BRIEF A:
Answer these questions from the page about the City Resilience Index App:
(i) How many teams met in Paris?
(ii) In which city does the "BarrioMio" policy apply?
(iii) Where did Nadhya Saenz study for her undergraduate degree?
BRIEF B: Resume the page about the City Resilience Index App, picking up right after its last sentence.

PAGE EXTRACT:

———

Promotion of Resilient and Sustainable Neighborhoods in Latin America: The City Resilience Index App
The 10th annual GPPN Conference, hosted by the Sciences Po School of Public Affairs, featured students' solution oriented ideas and prototypes to address public policy challenges identified by the UN Sustainable Development Goals (SDGs). To participate, each GPPN member school carefully selected up to five student teams to present their projects and compete for the GPPN prize. The result: 32 teams from around the world met in Paris to showcase their ideas on how to solve some of the most pressing global challenges of today.
Colombian and Peruvian cities present major issues in relation to the qualitative and quantitative deficit of housing, a large part of the population lives in precarious habitats, most of them affected by climate change and without the minimum conditions of health and social security (Velásquez, 2011 & Escudero, 2013). This project aims to reveal the response and the treatment proposed by the local Administrations in Colombia and Peru to face their urban informal growth issue. Based on these experiences we propose the development of a technological prototype (an application) detailing the contexts addressed by the policies of “Comprehensive Neighbourhood Improvement” (Mejoramiento integral de Barrios in Spanish) in Medellin, Colombia, and “My Neighbourhood is mine” (BarrioMio in Spanish) in Lima, Peru, to scale their impact on their cities resilience indicators. These results can work as references to highlight the salience of the problem and replicate similar policies in other cities using the city resilience index.
Meet the team
Nadhya Saenz: I was born in Lima, the capital of Perú. I undertook Political Science and Government as my undergraduate at the Pontific Catholic University of Peru. I worked in public administration and public policy since my graduation, in 2010. First I worked in the municipal project “BarrioMio” for urban development and social integration in Lima for almost 2 years and a half. Before starting the MPA at LSE, I worked as Coordinator at a national level rural educational policy, “Formation in Alternance”, in the Ministery of Education of Peru, for over 1 year.

———

DATASET ENTRIES:
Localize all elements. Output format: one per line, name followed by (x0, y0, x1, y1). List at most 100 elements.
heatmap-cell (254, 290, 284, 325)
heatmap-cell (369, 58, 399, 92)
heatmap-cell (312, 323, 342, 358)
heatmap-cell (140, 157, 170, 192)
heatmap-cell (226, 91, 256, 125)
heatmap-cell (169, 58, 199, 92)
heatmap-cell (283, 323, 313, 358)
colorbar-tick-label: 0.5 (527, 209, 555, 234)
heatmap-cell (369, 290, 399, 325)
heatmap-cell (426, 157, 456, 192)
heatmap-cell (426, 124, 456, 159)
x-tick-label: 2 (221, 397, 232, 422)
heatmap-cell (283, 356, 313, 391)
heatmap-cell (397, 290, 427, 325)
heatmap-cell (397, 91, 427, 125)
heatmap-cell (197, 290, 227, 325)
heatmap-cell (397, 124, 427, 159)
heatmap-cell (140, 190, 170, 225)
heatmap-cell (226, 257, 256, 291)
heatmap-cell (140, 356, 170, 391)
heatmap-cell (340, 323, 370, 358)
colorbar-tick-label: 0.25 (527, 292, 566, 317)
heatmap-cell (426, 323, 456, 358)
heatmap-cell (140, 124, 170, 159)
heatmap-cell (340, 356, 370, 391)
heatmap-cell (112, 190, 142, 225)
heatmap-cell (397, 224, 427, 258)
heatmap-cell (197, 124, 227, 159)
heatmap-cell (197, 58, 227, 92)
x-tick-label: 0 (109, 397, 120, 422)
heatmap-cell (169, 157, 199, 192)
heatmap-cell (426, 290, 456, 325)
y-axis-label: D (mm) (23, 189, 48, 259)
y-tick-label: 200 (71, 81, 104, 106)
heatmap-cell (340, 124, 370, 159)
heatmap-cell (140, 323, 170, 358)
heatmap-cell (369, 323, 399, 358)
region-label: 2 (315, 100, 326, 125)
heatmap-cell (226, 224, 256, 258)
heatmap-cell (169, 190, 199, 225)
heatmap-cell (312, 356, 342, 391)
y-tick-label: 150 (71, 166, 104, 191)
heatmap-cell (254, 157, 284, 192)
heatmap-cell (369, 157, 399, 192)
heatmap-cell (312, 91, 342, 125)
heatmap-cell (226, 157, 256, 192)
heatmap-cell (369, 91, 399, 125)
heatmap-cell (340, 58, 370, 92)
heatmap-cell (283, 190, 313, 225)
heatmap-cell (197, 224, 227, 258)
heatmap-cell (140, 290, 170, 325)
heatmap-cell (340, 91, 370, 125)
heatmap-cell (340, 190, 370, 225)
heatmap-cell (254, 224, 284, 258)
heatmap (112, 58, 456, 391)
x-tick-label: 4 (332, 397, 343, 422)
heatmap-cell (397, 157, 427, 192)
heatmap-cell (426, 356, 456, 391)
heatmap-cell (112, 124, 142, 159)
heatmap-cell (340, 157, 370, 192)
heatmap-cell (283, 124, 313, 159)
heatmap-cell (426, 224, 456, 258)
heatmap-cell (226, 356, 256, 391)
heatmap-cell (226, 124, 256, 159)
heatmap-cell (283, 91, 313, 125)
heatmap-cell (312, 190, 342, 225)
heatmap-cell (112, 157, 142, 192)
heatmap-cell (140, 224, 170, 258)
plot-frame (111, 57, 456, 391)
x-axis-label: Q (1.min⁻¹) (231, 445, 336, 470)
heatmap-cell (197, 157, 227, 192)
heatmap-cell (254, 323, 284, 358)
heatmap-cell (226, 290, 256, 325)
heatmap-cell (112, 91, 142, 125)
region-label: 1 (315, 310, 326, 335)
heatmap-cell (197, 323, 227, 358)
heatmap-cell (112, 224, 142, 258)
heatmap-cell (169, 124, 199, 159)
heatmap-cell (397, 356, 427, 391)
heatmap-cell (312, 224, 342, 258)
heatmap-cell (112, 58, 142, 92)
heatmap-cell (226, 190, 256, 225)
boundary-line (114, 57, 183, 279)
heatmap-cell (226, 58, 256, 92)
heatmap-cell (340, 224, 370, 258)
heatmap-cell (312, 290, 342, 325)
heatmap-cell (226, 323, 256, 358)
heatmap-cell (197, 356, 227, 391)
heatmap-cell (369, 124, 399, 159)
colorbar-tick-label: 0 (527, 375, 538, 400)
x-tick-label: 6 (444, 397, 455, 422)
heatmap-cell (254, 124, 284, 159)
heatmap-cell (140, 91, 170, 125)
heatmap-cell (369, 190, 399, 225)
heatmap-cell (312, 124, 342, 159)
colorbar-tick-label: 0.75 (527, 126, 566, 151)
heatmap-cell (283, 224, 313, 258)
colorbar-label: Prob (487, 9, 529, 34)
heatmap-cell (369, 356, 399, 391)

———

TASK RESPONSE A:
(i) 32 teams.
(ii) Lima, Peru.
(iii) The Pontific Catholic University of Peru.

TASK RESPONSE B:
Sebastian Gallego Jimenez is a Colombian industrial engineer, business administrator and MPA candidate at LSE. From 2011 to 2013, Sebastian worked for Michelin as a productivity engineer in Colombia and Brazil, and then he founded his own construction company in Colombia. Sebastian has worked in politics for more than 10 years with Mayors in Cali and Medellin, and also in three presidential campaigns in Colombia (2006, 2010, 2014). Currently, he is working in the financial sector for QBE European Operations (insurance company) in London (UK).
Silvana Rebaza is a 2nd Year MPA Candidate at the LSE. Her recent research has been related to social protection programmes and international development. Also, she accumulated work experience in the public sector for the last four years as a civil servant in the Ministry of Education and the Decentralisation Department of Peru, her country of origin. After graduating from LSE, she would like to continue her endeavours in the international development field as a policy maker or researcher. Silvana speaks native Spanish, and intermediate French; her favourite sports are yoga, cycling and running; her hobbies are travelling and painting.